• Required work: Quote exactly the lines running from the line with "Convert this chart" to the end of the entries, including both, and nothing else.

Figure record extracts
◇ ◇ ◇ ◇ ◇
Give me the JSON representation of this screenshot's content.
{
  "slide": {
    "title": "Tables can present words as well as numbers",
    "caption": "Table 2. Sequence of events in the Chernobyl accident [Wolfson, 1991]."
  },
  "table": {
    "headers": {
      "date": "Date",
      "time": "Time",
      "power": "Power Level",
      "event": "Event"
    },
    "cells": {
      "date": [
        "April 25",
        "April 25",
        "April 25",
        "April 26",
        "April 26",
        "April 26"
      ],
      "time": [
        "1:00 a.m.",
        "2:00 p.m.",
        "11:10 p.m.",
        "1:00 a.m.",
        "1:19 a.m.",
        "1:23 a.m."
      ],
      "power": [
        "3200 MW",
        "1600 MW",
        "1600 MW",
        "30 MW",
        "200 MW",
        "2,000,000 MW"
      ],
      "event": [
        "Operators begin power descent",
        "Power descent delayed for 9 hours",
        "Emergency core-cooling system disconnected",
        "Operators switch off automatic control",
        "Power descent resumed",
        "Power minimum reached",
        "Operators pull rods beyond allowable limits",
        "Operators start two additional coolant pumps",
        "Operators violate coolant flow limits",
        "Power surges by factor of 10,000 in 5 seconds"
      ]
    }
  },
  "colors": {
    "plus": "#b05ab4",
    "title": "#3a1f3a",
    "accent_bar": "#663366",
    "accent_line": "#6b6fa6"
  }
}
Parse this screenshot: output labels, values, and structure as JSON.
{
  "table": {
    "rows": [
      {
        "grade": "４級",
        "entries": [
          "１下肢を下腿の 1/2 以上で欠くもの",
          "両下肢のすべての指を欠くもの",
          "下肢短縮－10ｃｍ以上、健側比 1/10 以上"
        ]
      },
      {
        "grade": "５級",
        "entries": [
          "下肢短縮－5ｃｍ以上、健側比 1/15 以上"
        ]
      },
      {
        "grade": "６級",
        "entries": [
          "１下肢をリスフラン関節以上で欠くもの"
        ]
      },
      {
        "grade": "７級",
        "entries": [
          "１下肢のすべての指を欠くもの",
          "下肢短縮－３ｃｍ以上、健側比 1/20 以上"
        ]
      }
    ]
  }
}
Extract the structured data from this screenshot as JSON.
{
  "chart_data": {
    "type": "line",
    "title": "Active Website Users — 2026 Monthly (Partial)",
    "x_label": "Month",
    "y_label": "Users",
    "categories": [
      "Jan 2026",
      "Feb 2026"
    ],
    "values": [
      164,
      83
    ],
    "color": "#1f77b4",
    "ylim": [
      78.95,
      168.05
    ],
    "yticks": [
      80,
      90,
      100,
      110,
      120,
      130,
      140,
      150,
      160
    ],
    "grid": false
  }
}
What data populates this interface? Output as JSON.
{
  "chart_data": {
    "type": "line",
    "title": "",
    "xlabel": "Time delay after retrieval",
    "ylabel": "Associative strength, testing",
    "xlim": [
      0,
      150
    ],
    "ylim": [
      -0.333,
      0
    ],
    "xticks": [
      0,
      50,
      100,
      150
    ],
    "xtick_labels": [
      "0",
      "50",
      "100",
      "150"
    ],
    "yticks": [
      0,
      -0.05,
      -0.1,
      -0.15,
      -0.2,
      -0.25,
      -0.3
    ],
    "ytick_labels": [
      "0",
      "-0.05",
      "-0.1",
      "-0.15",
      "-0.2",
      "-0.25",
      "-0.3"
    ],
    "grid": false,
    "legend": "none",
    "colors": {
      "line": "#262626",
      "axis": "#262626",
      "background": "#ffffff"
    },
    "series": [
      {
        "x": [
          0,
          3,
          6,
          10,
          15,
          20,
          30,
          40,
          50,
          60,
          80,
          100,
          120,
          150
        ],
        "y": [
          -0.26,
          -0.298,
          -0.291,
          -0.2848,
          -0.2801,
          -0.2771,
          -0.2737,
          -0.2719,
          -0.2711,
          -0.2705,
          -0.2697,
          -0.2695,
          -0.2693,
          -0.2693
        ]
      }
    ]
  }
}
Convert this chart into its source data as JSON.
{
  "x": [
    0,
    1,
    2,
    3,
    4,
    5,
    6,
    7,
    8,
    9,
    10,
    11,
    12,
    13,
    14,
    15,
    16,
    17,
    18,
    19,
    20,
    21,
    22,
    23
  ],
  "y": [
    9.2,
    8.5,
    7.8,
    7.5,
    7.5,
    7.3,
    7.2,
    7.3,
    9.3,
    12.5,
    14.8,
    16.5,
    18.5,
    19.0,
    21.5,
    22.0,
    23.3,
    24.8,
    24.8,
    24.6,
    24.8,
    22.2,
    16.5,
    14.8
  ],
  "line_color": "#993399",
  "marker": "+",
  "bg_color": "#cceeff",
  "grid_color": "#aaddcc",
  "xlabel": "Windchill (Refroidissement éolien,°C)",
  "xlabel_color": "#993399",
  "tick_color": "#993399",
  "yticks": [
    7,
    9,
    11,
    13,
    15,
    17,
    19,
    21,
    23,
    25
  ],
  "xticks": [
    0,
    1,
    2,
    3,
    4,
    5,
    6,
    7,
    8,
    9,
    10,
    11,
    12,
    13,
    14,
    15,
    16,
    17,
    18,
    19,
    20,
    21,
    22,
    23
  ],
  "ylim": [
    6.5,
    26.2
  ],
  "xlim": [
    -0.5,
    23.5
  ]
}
◇ ◇ ◇ ◇ ◇
• Reply to the exercise:
Convert this chart into its source data as JSON.
{
  "x": [
    0,
    1,
    2,
    3,
    4,
    5,
    6,
    7,
    8,
    9,
    10,
    11,
    12,
    13,
    14,
    15,
    16,
    17,
    18,
    19,
    20,
    21,
    22,
    23
  ],
  "y": [
    9.2,
    8.5,
    7.8,
    7.5,
    7.5,
    7.3,
    7.2,
    7.3,
    9.3,
    12.5,
    14.8,
    16.5,
    18.5,
    19.0,
    21.5,
    22.0,
    23.3,
    24.8,
    24.8,
    24.6,
    24.8,
    22.2,
    16.5,
    14.8
  ],
  "line_color": "#993399",
  "marker": "+",
  "bg_color": "#cceeff",
  "grid_color": "#aaddcc",
  "xlabel": "Windchill (Refroidissement éolien,°C)",
  "xlabel_color": "#993399",
  "tick_color": "#993399",
  "yticks": [
    7,
    9,
    11,
    13,
    15,
    17,
    19,
    21,
    23,
    25
  ],
  "xticks": [
    0,
    1,
    2,
    3,
    4,
    5,
    6,
    7,
    8,
    9,
    10,
    11,
    12,
    13,
    14,
    15,
    16,
    17,
    18,
    19,
    20,
    21,
    22,
    23
  ],
  "ylim": [
    6.5,
    26.2
  ],
  "xlim": [
    -0.5,
    23.5
  ]
}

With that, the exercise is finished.